Data entries

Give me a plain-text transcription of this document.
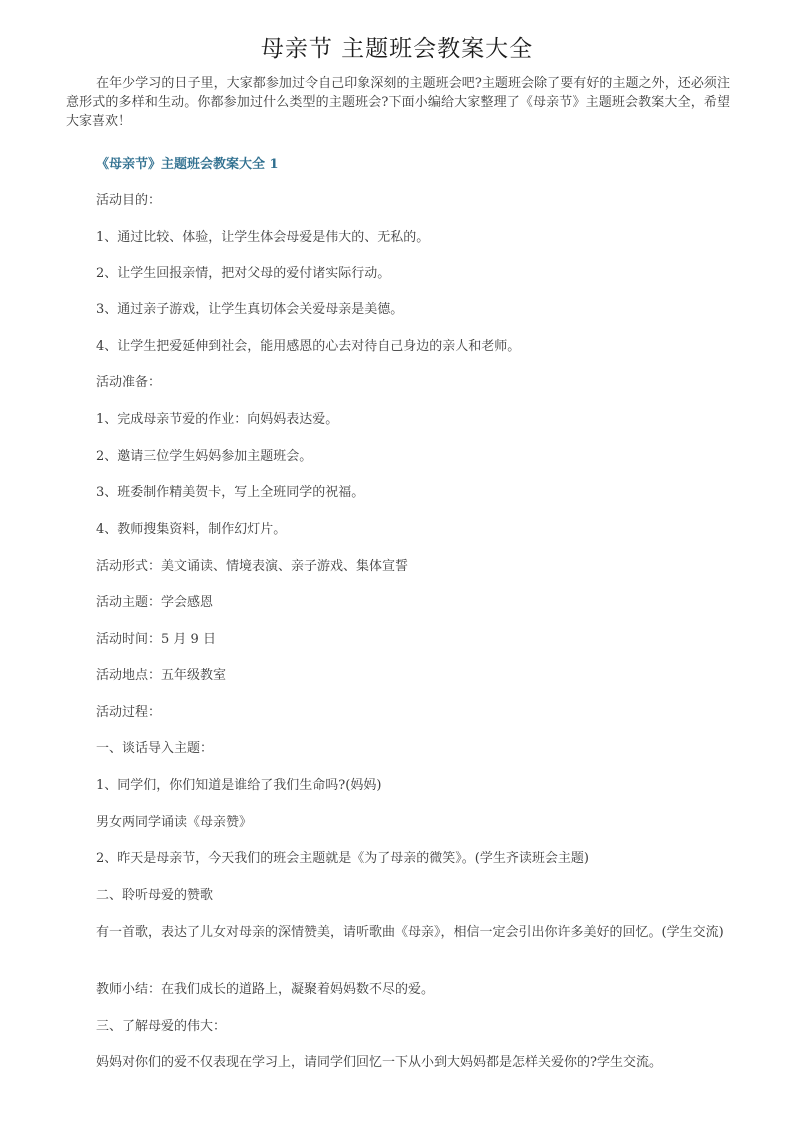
母亲节 主题班会教案大全

在年少学习的日子里，大家都参加过令自己印象深刻的主题班会吧?主题班会除了要有好的主题之外，还必须注意形式的多样和生动。你都参加过什么类型的主题班会?下面小编给大家整理了《母亲节》主题班会教案大全，希望大家喜欢！

《母亲节》主题班会教案大全 1

活动目的：

1、通过比较、体验，让学生体会母爱是伟大的、无私的。

2、让学生回报亲情，把对父母的爱付诸实际行动。

3、通过亲子游戏，让学生真切体会关爱母亲是美德。

4、让学生把爱延伸到社会，能用感恩的心去对待自己身边的亲人和老师。

活动准备：

1、完成母亲节爱的作业：向妈妈表达爱。

2、邀请三位学生妈妈参加主题班会。

3、班委制作精美贺卡，写上全班同学的祝福。

4、教师搜集资料，制作幻灯片。

活动形式：美文诵读、情境表演、亲子游戏、集体宣誓

活动主题：学会感恩

活动时间：5 月 9 日

活动地点：五年级教室

活动过程：

一、谈话导入主题：

1、同学们，你们知道是谁给了我们生命吗?(妈妈)

男女两同学诵读《母亲赞》

2、昨天是母亲节，今天我们的班会主题就是《为了母亲的微笑》。(学生齐读班会主题)

二、聆听母爱的赞歌

有一首歌，表达了儿女对母亲的深情赞美，请听歌曲《母亲》，相信一定会引出你许多美好的回忆。(学生交流)

教师小结：在我们成长的道路上，凝聚着妈妈数不尽的爱。

三、了解母爱的伟大：

妈妈对你们的爱不仅表现在学习上，请同学们回忆一下从小到大妈妈都是怎样关爱你的?学生交流。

What is needed
Tally up the lines holding the string "主题班会教案大全" in this listing, and report the total alone.

Task output
3